Stored data
────────────────────────────────────────

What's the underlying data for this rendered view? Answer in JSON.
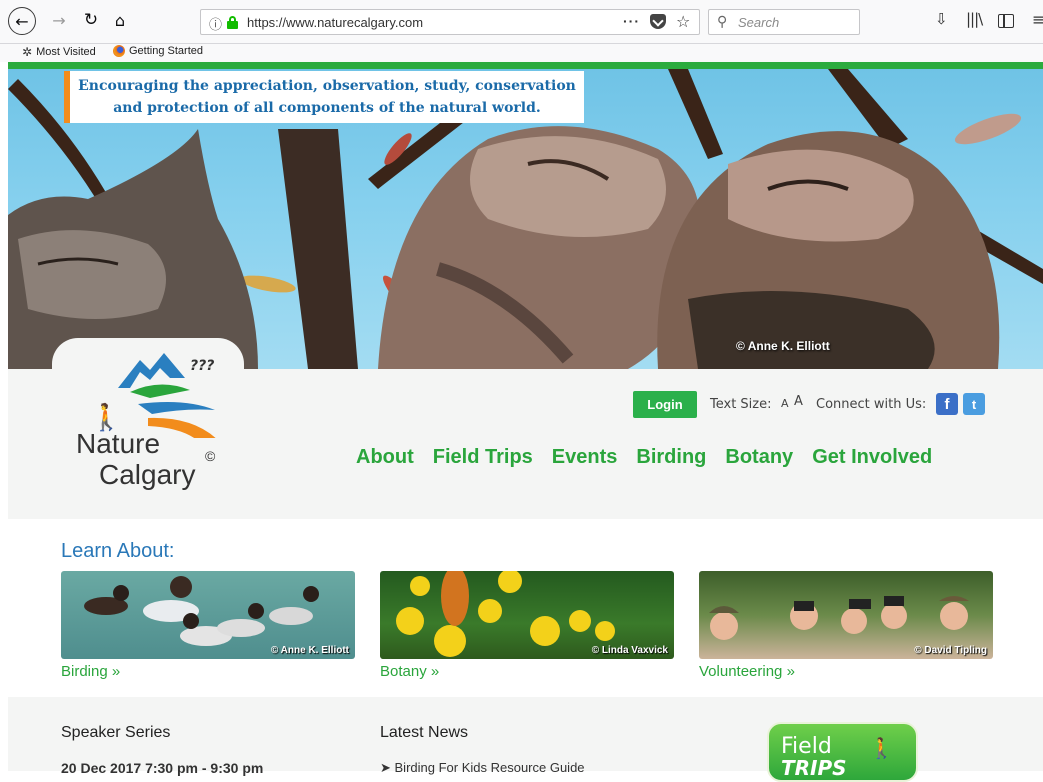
{
  "browser": {
    "url": "https://www.naturecalgary.com",
    "search_placeholder": "Search",
    "icons": {
      "back": "←",
      "forward": "→",
      "reload": "↻",
      "home": "⌂",
      "info": "ⓘ",
      "page_actions": "···",
      "bookmark_star": "☆",
      "search": "⚲",
      "downloads": "⇩",
      "library": "|||\\",
      "menu": "≡"
    },
    "bookmarks": [
      {
        "label": "Most Visited",
        "icon": "gear-icon"
      },
      {
        "label": "Getting Started",
        "icon": "firefox-icon"
      }
    ]
  },
  "site": {
    "tagline_line1": "Encouraging the appreciation, observation, study, conservation",
    "tagline_line2": "and protection of all components of the natural world.",
    "hero_credit": "© Anne K. Elliott",
    "logo_line1": "Nature",
    "logo_line2": "Calgary",
    "logo_copyright": "©",
    "login_label": "Login",
    "text_size_label": "Text Size:",
    "text_size_small": "A",
    "text_size_large": "A",
    "connect_label": "Connect with Us:",
    "social": {
      "facebook": "f",
      "twitter": "t"
    },
    "nav": [
      "About",
      "Field Trips",
      "Events",
      "Birding",
      "Botany",
      "Get Involved"
    ],
    "learn_title": "Learn About:",
    "learn_items": [
      {
        "link": "Birding »",
        "credit": "© Anne K. Elliott"
      },
      {
        "link": "Botany »",
        "credit": "© Linda Vaxvick"
      },
      {
        "link": "Volunteering »",
        "credit": "© David Tipling"
      }
    ],
    "speaker_title": "Speaker Series",
    "speaker_date": "20 Dec 2017 7:30 pm - 9:30 pm",
    "news_title": "Latest News",
    "news_items": [
      "➤ Birding For Kids Resource Guide"
    ],
    "field_trips_badge_line1": "Field",
    "field_trips_badge_line2": "TRIPS"
  },
  "colors": {
    "brand_green": "#2aa53c",
    "login_green": "#2bb04b",
    "link_blue": "#2a78b8",
    "accent_orange": "#f28c1c"
  }
}
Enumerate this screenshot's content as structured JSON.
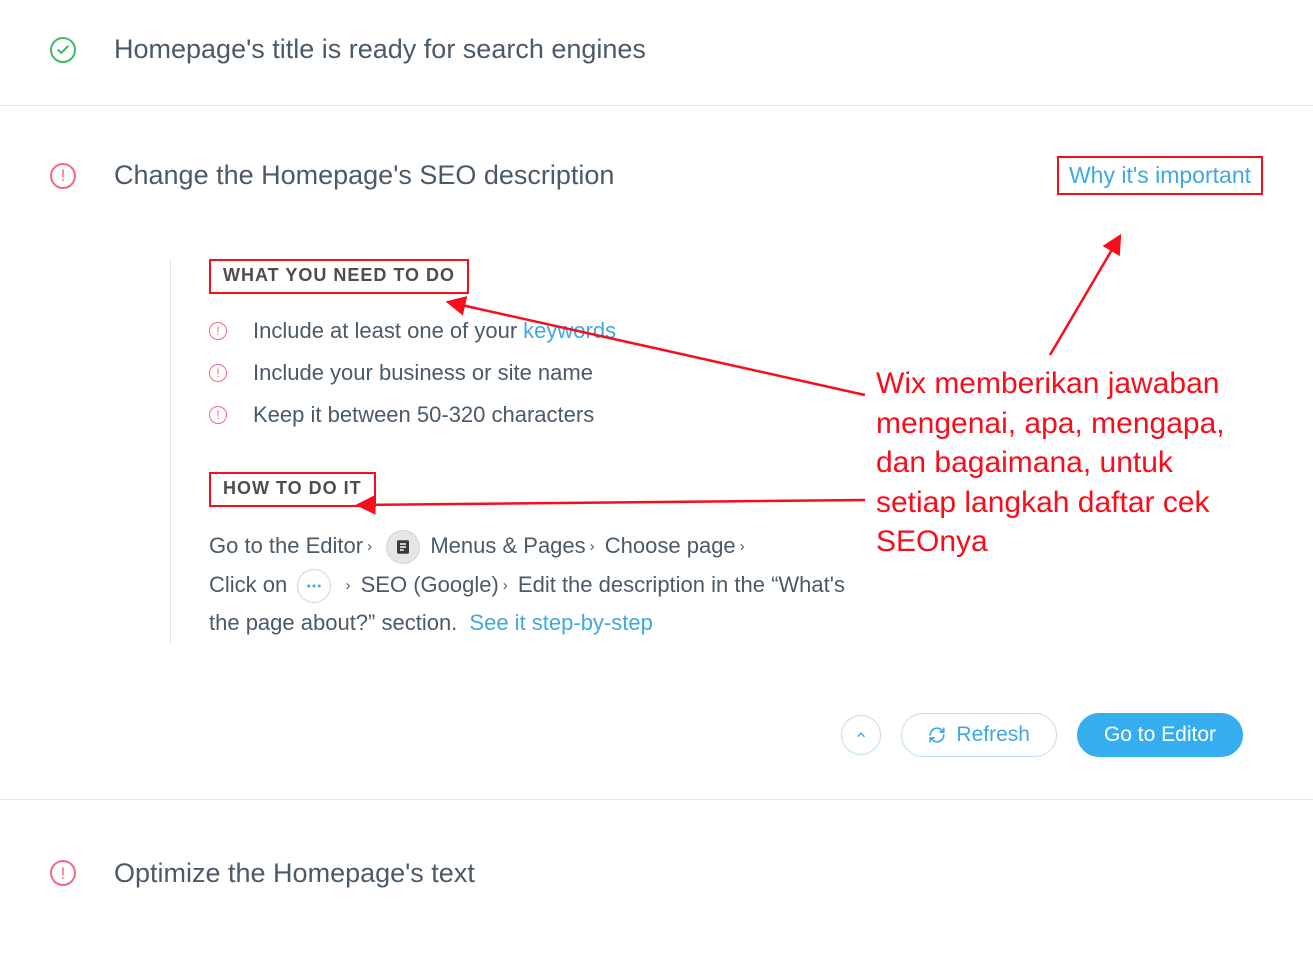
{
  "ready": {
    "title": "Homepage's title is ready for search engines"
  },
  "change": {
    "title": "Change the Homepage's SEO description",
    "why_link": "Why it's important",
    "what_heading": "WHAT YOU NEED TO DO",
    "bullets": {
      "b1_pre": "Include at least one of your",
      "b1_link": "keywords",
      "b2": "Include your business or site name",
      "b3": "Keep it between 50-320 characters"
    },
    "how_heading": "HOW TO DO IT",
    "steps": {
      "s1": "Go to the Editor",
      "s2": "Menus & Pages",
      "s3": "Choose page",
      "s4": "Click on",
      "s5": "SEO (Google)",
      "s6a": "Edit the description in the “What's",
      "s6b": "the page about?” section.",
      "link": "See it step-by-step"
    },
    "actions": {
      "refresh": "Refresh",
      "go_editor": "Go to Editor"
    }
  },
  "optimize": {
    "title": "Optimize the Homepage's text"
  },
  "annotation": {
    "text": "Wix memberikan jawaban mengenai, apa, mengapa, dan bagaimana, untuk setiap langkah daftar cek SEOnya"
  }
}
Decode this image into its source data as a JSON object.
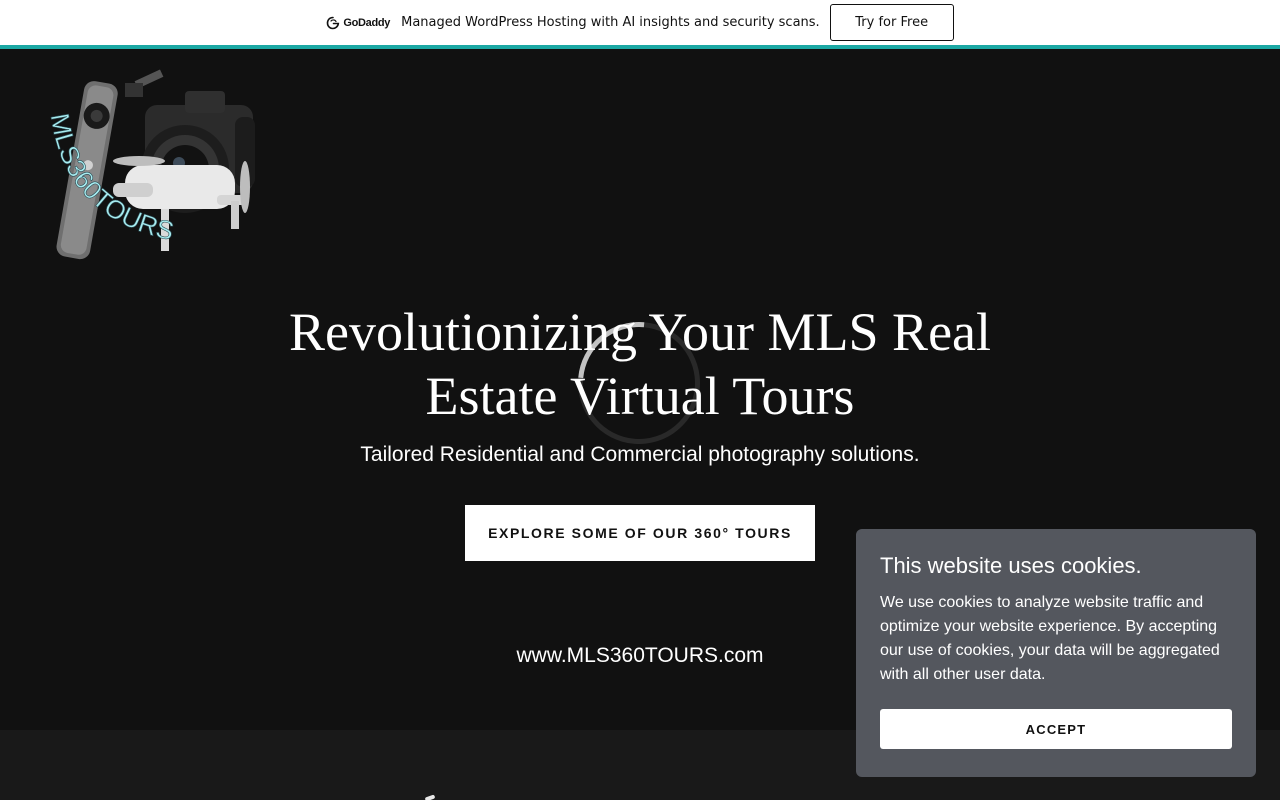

────────────────────────────────────────

Output each line exactly; omit every picture.

• _Answer in full_:
What's the underlying data for this rendered view? Answer in JSON.
{
  "browser": {
    "url": "https://www.naturecalgary.com",
    "search_placeholder": "Search",
    "icons": {
      "back": "←",
      "forward": "→",
      "reload": "↻",
      "home": "⌂",
      "info": "ⓘ",
      "page_actions": "···",
      "bookmark_star": "☆",
      "search": "⚲",
      "downloads": "⇩",
      "library": "|||\\",
      "menu": "≡"
    },
    "bookmarks": [
      {
        "label": "Most Visited",
        "icon": "gear-icon"
      },
      {
        "label": "Getting Started",
        "icon": "firefox-icon"
      }
    ]
  },
  "site": {
    "tagline_line1": "Encouraging the appreciation, observation, study, conservation",
    "tagline_line2": "and protection of all components of the natural world.",
    "hero_credit": "© Anne K. Elliott",
    "logo_line1": "Nature",
    "logo_line2": "Calgary",
    "logo_copyright": "©",
    "login_label": "Login",
    "text_size_label": "Text Size:",
    "text_size_small": "A",
    "text_size_large": "A",
    "connect_label": "Connect with Us:",
    "social": {
      "facebook": "f",
      "twitter": "t"
    },
    "nav": [
      "About",
      "Field Trips",
      "Events",
      "Birding",
      "Botany",
      "Get Involved"
    ],
    "learn_title": "Learn About:",
    "learn_items": [
      {
        "link": "Birding »",
        "credit": "© Anne K. Elliott"
      },
      {
        "link": "Botany »",
        "credit": "© Linda Vaxvick"
      },
      {
        "link": "Volunteering »",
        "credit": "© David Tipling"
      }
    ],
    "speaker_title": "Speaker Series",
    "speaker_date": "20 Dec 2017 7:30 pm - 9:30 pm",
    "news_title": "Latest News",
    "news_items": [
      "➤ Birding For Kids Resource Guide"
    ],
    "field_trips_badge_line1": "Field",
    "field_trips_badge_line2": "TRIPS"
  },
  "colors": {
    "brand_green": "#2aa53c",
    "login_green": "#2bb04b",
    "link_blue": "#2a78b8",
    "accent_orange": "#f28c1c"
  }
}
Enumerate this screenshot's content as structured JSON.
{
  "ready": {
    "title": "Homepage's title is ready for search engines"
  },
  "change": {
    "title": "Change the Homepage's SEO description",
    "why_link": "Why it's important",
    "what_heading": "WHAT YOU NEED TO DO",
    "bullets": {
      "b1_pre": "Include at least one of your",
      "b1_link": "keywords",
      "b2": "Include your business or site name",
      "b3": "Keep it between 50-320 characters"
    },
    "how_heading": "HOW TO DO IT",
    "steps": {
      "s1": "Go to the Editor",
      "s2": "Menus & Pages",
      "s3": "Choose page",
      "s4": "Click on",
      "s5": "SEO (Google)",
      "s6a": "Edit the description in the “What's",
      "s6b": "the page about?” section.",
      "link": "See it step-by-step"
    },
    "actions": {
      "refresh": "Refresh",
      "go_editor": "Go to Editor"
    }
  },
  "optimize": {
    "title": "Optimize the Homepage's text"
  },
  "annotation": {
    "text": "Wix memberikan jawaban mengenai, apa, mengapa, dan bagaimana, untuk setiap langkah daftar cek SEOnya"
  }
}
Decode this image into its source data as a JSON object.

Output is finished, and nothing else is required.